- **Written exercise**
Return only these lines: the one that contains "Give me a plain-text" and every line after it through the end of the listing, exactly, without pictures.

- **Dataset items**
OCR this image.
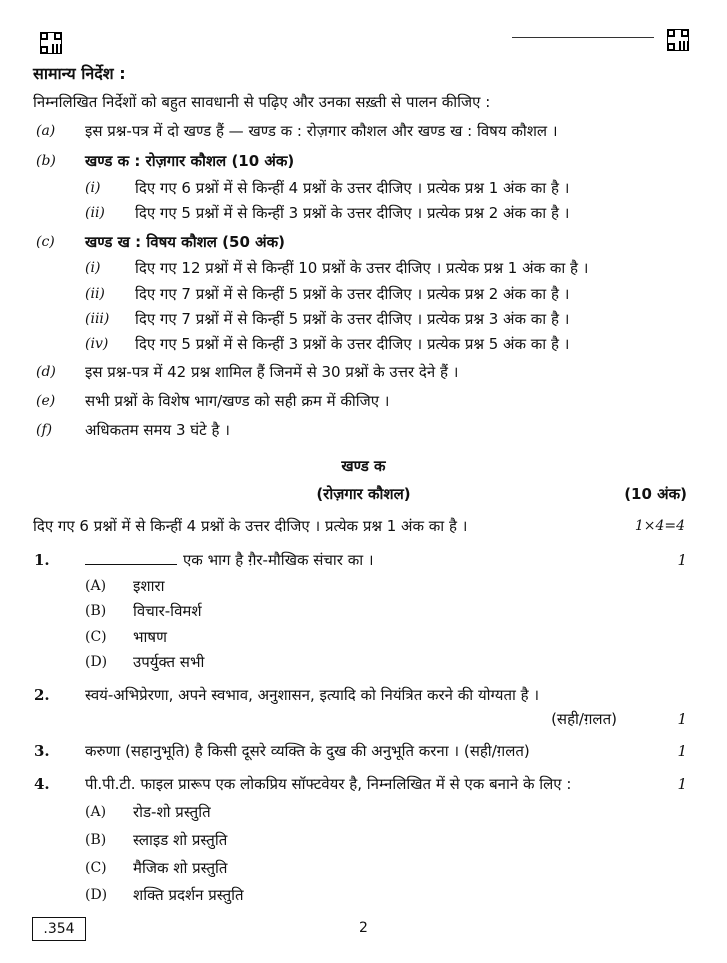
सामान्य निर्देश :
निम्नलिखित निर्देशों को बहुत सावधानी से पढ़िए और उनका सख़्ती से पालन कीजिए :
(a) इस प्रश्न-पत्र में दो खण्ड हैं — खण्ड क : रोज़गार कौशल और खण्ड ख : विषय कौशल ।
(b) खण्ड क : रोज़गार कौशल (10 अंक)
(i) दिए गए 6 प्रश्नों में से किन्हीं 4 प्रश्नों के उत्तर दीजिए । प्रत्येक प्रश्न 1 अंक का है ।
(ii) दिए गए 5 प्रश्नों में से किन्हीं 3 प्रश्नों के उत्तर दीजिए । प्रत्येक प्रश्न 2 अंक का है ।
(c) खण्ड ख : विषय कौशल (50 अंक)
(i) दिए गए 12 प्रश्नों में से किन्हीं 10 प्रश्नों के उत्तर दीजिए । प्रत्येक प्रश्न 1 अंक का है ।
(ii) दिए गए 7 प्रश्नों में से किन्हीं 5 प्रश्नों के उत्तर दीजिए । प्रत्येक प्रश्न 2 अंक का है ।
(iii) दिए गए 7 प्रश्नों में से किन्हीं 5 प्रश्नों के उत्तर दीजिए । प्रत्येक प्रश्न 3 अंक का है ।
(iv) दिए गए 5 प्रश्नों में से किन्हीं 3 प्रश्नों के उत्तर दीजिए । प्रत्येक प्रश्न 5 अंक का है ।
(d) इस प्रश्न-पत्र में 42 प्रश्न शामिल हैं जिनमें से 30 प्रश्नों के उत्तर देने हैं ।
(e) सभी प्रश्नों के विशेष भाग/खण्ड को सही क्रम में कीजिए ।
(f) अधिकतम समय 3 घंटे है ।
खण्ड क
(रोज़गार कौशल)	(10 अंक)
दिए गए 6 प्रश्नों में से किन्हीं 4 प्रश्नों के उत्तर दीजिए । प्रत्येक प्रश्न 1 अंक का है ।	1×4=4
1.	एक भाग है ग़ैर-मौखिक संचार का ।	1
(A) इशारा
(B) विचार-विमर्श
(C) भाषण
(D) उपर्युक्त सभी
2. स्वयं-अभिप्रेरणा, अपने स्वभाव, अनुशासन, इत्यादि को नियंत्रित करने की योग्यता है ।
(सही/ग़लत)	1
3. करुणा (सहानुभूति) है किसी दूसरे व्यक्ति के दुख की अनुभूति करना । (सही/ग़लत)	1
4. पी.पी.टी. फाइल प्रारूप एक लोकप्रिय सॉफ्टवेयर है, निम्नलिखित में से एक बनाने के लिए :	1
(A) रोड-शो प्रस्तुति
(B) स्लाइड शो प्रस्तुति
(C) मैजिक शो प्रस्तुति
(D) शक्ति प्रदर्शन प्रस्तुति
.354	2
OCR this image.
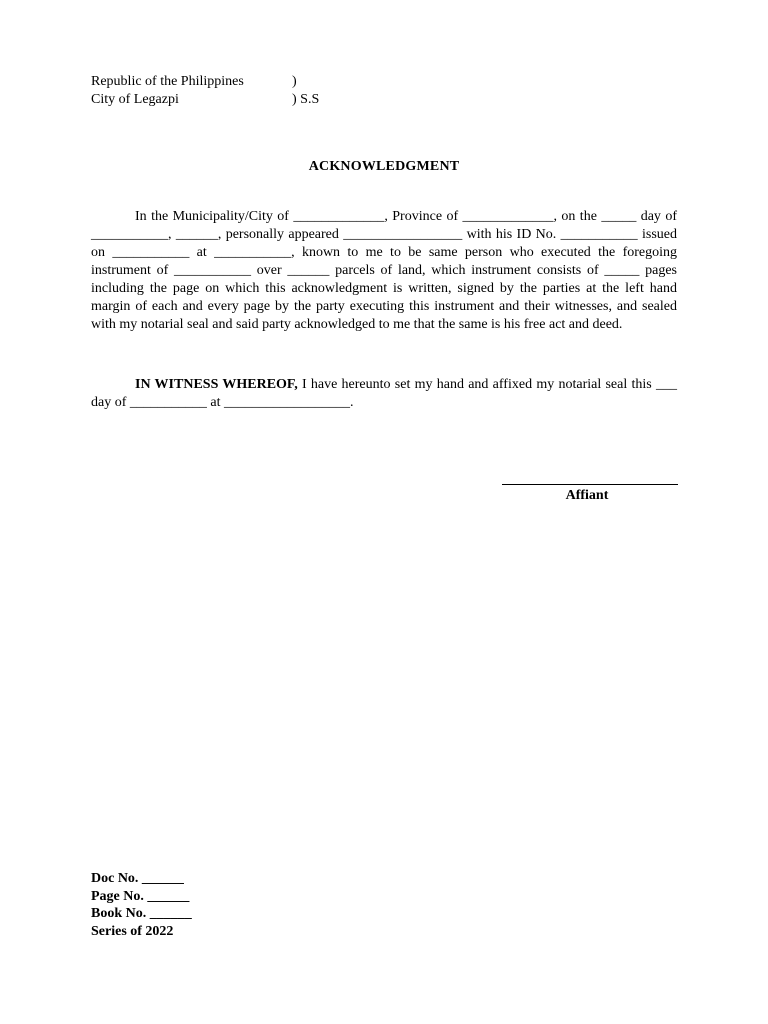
Republic of the Philippines	)
City of Legazpi	) S.S
ACKNOWLEDGMENT

In the Municipality/City of _____________, Province of _____________, on the _____ day of ___________, ______, personally appeared _________________ with his ID No. ___________ issued on ___________ at ___________, known to me to be same person who executed the foregoing instrument of ___________ over ______ parcels of land, which instrument consists of _____ pages including the page on which this acknowledgment is written, signed by the parties at the left hand margin of each and every page by the party executing this instrument and their witnesses, and sealed with my notarial seal and said party acknowledged to me that the same is his free act and deed.

IN WITNESS WHEREOF, I have hereunto set my hand and affixed my notarial seal this ___ day of ___________ at __________________.

Affiant
Doc No. ______
Page No. ______
Book No. ______
Series of 2022
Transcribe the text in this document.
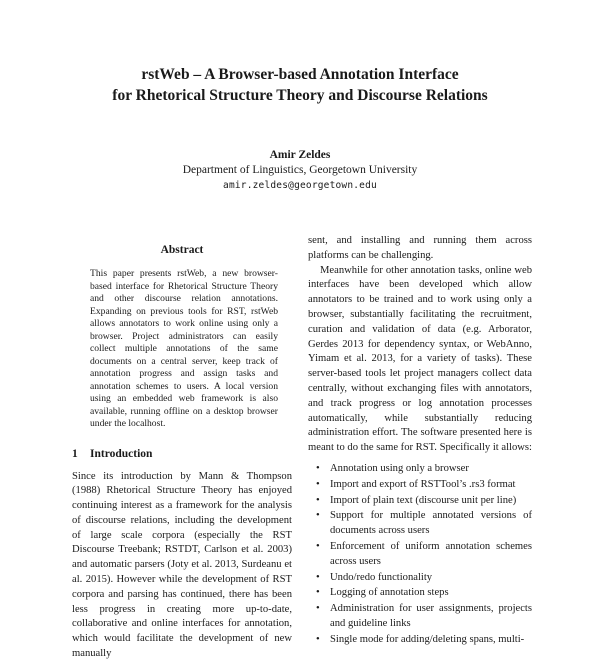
rstWeb – A Browser-based Annotation Interface
for Rhetorical Structure Theory and Discourse Relations
Amir Zeldes
Department of Linguistics, Georgetown University
amir.zeldes@georgetown.edu
Abstract

This paper presents rstWeb, a new browser-based interface for Rhetorical Structure Theory and other discourse relation annotations. Expanding on previous tools for RST, rstWeb allows annotators to work online using only a browser. Project administrators can easily collect multiple annotations of the same documents on a central server, keep track of annotation progress and assign tasks and annotation schemes to users. A local version using an embedded web framework is also available, running offline on a desktop browser under the localhost.

1 Introduction

Since its introduction by Mann & Thompson (1988) Rhetorical Structure Theory has enjoyed continuing interest as a framework for the analysis of discourse relations, including the development of large scale corpora (especially the RST Discourse Treebank; RSTDT, Carlson et al. 2003) and automatic parsers (Joty et al. 2013, Surdeanu et al. 2015). However while the development of RST corpora and parsing has continued, there has been less progress in creating more up-to-date, collaborative and online interfaces for annotation, which would facilitate the development of new manually

sent, and installing and running them across platforms can be challenging.

Meanwhile for other annotation tasks, online web interfaces have been developed which allow annotators to be trained and to work using only a browser, substantially facilitating the recruitment, curation and validation of data (e.g. Arborator, Gerdes 2013 for dependency syntax, or WebAnno, Yimam et al. 2013, for a variety of tasks). These server-based tools let project managers collect data centrally, without exchanging files with annotators, and track progress or log annotation processes automatically, while substantially reducing administration effort. The software presented here is meant to do the same for RST. Specifically it allows:

• Annotation using only a browser
• Import and export of RSTTool’s .rs3 format
• Import of plain text (discourse unit per line)
• Support for multiple annotated versions of documents across users
• Enforcement of uniform annotation schemes across users
• Undo/redo functionality
• Logging of annotation steps
• Administration for user assignments, projects and guideline links
• Single mode for adding/deleting spans, multi-
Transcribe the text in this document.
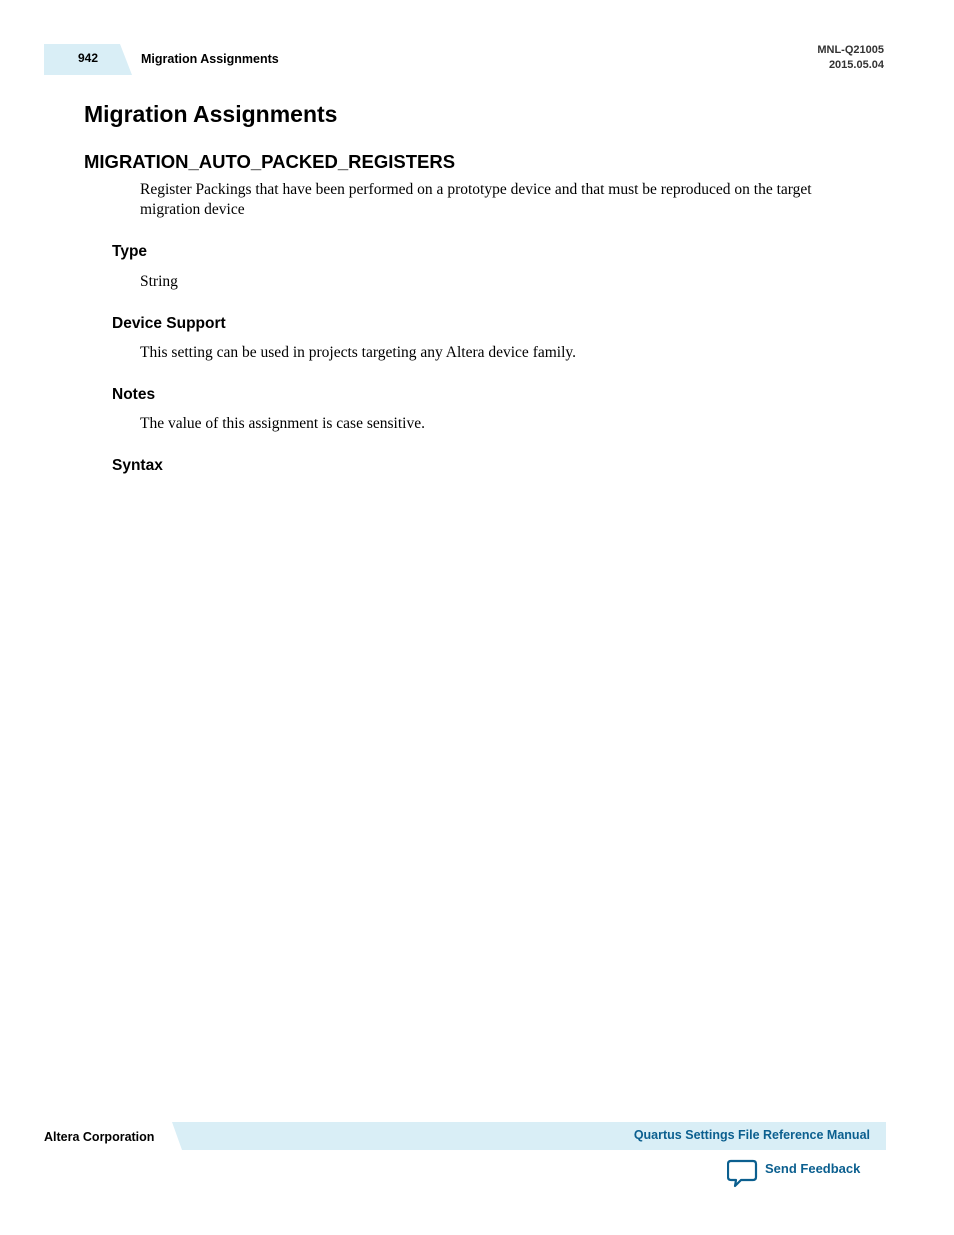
942	Migration Assignments
MNL-Q21005
2015.05.04
Migration Assignments
MIGRATION_AUTO_PACKED_REGISTERS

Register Packings that have been performed on a prototype device and that must be reproduced on the target migration device

Type

String

Device Support

This setting can be used in projects targeting any Altera device family.

Notes

The value of this assignment is case sensitive.

Syntax
Altera Corporation	Quartus Settings File Reference Manual
Send Feedback
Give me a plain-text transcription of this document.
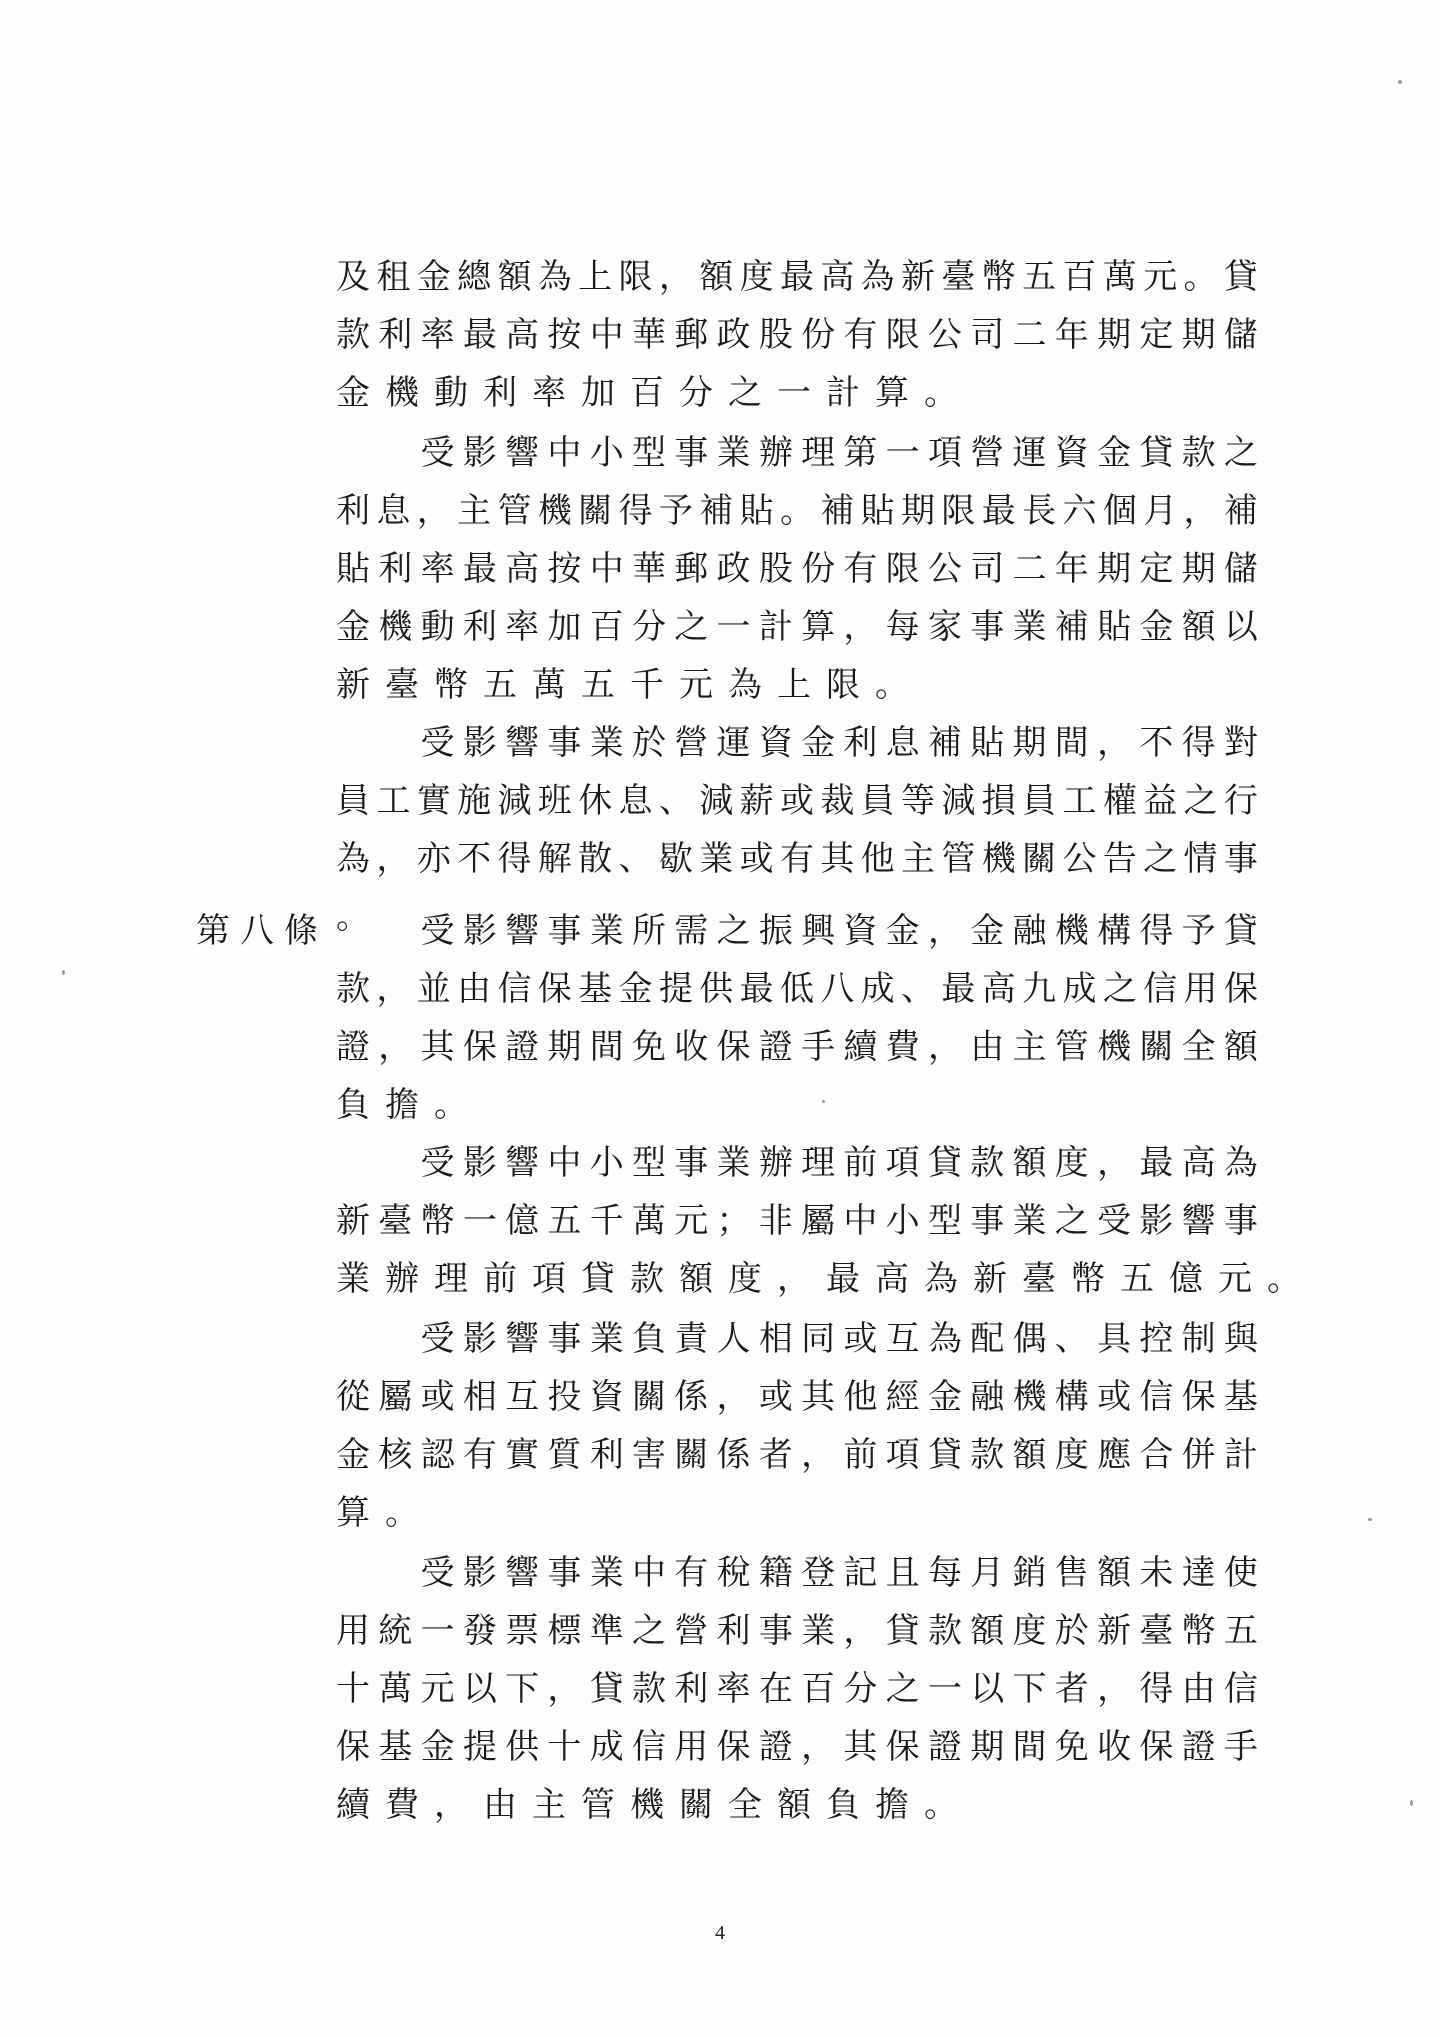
第八條
及 租 金 總 額 為 上 限 ， 額 度 最 高 為 新 臺 幣 五 百 萬 元 。 貸
款 利 率 最 高 按 中 華 郵 政 股 份 有 限 公 司 二 年 期 定 期 儲
金機動利率加百分之一計算。

受 影 響 中 小 型 事 業 辦 理 第 一 項 營 運 資 金 貸 款 之
利 息 ， 主 管 機 關 得 予 補 貼 。 補 貼 期 限 最 長 六 個 月 ， 補
貼 利 率 最 高 按 中 華 郵 政 股 份 有 限 公 司 二 年 期 定 期 儲
金 機 動 利 率 加 百 分 之 一 計 算 ， 每 家 事 業 補 貼 金 額 以
新臺幣五萬五千元為上限。

受 影 響 事 業 於 營 運 資 金 利 息 補 貼 期 間 ， 不 得 對
員 工 實 施 減 班 休 息 、 減 薪 或 裁 員 等 減 損 員 工 權 益 之 行
為 ， 亦 不 得 解 散 、 歇 業 或 有 其 他 主 管 機 關 公 告 之 情 事
。

　 受 影 響 事 業 所 需 之 振 興 資 金 ， 金 融 機 構 得 予 貸
款 ， 並 由 信 保 基 金 提 供 最 低 八 成 、 最 高 九 成 之 信 用 保
證 ， 其 保 證 期 間 免 收 保 證 手 續 費 ， 由 主 管 機 關 全 額
負擔。

受 影 響 中 小 型 事 業 辦 理 前 項 貸 款 額 度 ， 最 高 為
新 臺 幣 一 億 五 千 萬 元 ； 非 屬 中 小 型 事 業 之 受 影 響 事
業辦理前項貸款額度，最高為新臺幣五億元。

受 影 響 事 業 負 責 人 相 同 或 互 為 配 偶 、 具 控 制 與
從 屬 或 相 互 投 資 關 係 ， 或 其 他 經 金 融 機 構 或 信 保 基
金 核 認 有 實 質 利 害 關 係 者 ， 前 項 貸 款 額 度 應 合 併 計
算。

受 影 響 事 業 中 有 稅 籍 登 記 且 每 月 銷 售 額 未 達 使
用 統 一 發 票 標 準 之 營 利 事 業 ， 貸 款 額 度 於 新 臺 幣 五
十 萬 元 以 下 ， 貸 款 利 率 在 百 分 之 一 以 下 者 ， 得 由 信
保 基 金 提 供 十 成 信 用 保 證 ， 其 保 證 期 間 免 收 保 證 手
續費，由主管機關全額負擔。
4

- **The result**
Give me a plain-text transcription of this document.
第八條
及 租 金 總 額 為 上 限 ， 額 度 最 高 為 新 臺 幣 五 百 萬 元 。 貸
款 利 率 最 高 按 中 華 郵 政 股 份 有 限 公 司 二 年 期 定 期 儲
金機動利率加百分之一計算。

受 影 響 中 小 型 事 業 辦 理 第 一 項 營 運 資 金 貸 款 之
利 息 ， 主 管 機 關 得 予 補 貼 。 補 貼 期 限 最 長 六 個 月 ， 補
貼 利 率 最 高 按 中 華 郵 政 股 份 有 限 公 司 二 年 期 定 期 儲
金 機 動 利 率 加 百 分 之 一 計 算 ， 每 家 事 業 補 貼 金 額 以
新臺幣五萬五千元為上限。

受 影 響 事 業 於 營 運 資 金 利 息 補 貼 期 間 ， 不 得 對
員 工 實 施 減 班 休 息 、 減 薪 或 裁 員 等 減 損 員 工 權 益 之 行
為 ， 亦 不 得 解 散 、 歇 業 或 有 其 他 主 管 機 關 公 告 之 情 事
。

　 受 影 響 事 業 所 需 之 振 興 資 金 ， 金 融 機 構 得 予 貸
款 ， 並 由 信 保 基 金 提 供 最 低 八 成 、 最 高 九 成 之 信 用 保
證 ， 其 保 證 期 間 免 收 保 證 手 續 費 ， 由 主 管 機 關 全 額
負擔。

受 影 響 中 小 型 事 業 辦 理 前 項 貸 款 額 度 ， 最 高 為
新 臺 幣 一 億 五 千 萬 元 ； 非 屬 中 小 型 事 業 之 受 影 響 事
業辦理前項貸款額度，最高為新臺幣五億元。

受 影 響 事 業 負 責 人 相 同 或 互 為 配 偶 、 具 控 制 與
從 屬 或 相 互 投 資 關 係 ， 或 其 他 經 金 融 機 構 或 信 保 基
金 核 認 有 實 質 利 害 關 係 者 ， 前 項 貸 款 額 度 應 合 併 計
算。

受 影 響 事 業 中 有 稅 籍 登 記 且 每 月 銷 售 額 未 達 使
用 統 一 發 票 標 準 之 營 利 事 業 ， 貸 款 額 度 於 新 臺 幣 五
十 萬 元 以 下 ， 貸 款 利 率 在 百 分 之 一 以 下 者 ， 得 由 信
保 基 金 提 供 十 成 信 用 保 證 ， 其 保 證 期 間 免 收 保 證 手
續費，由主管機關全額負擔。
4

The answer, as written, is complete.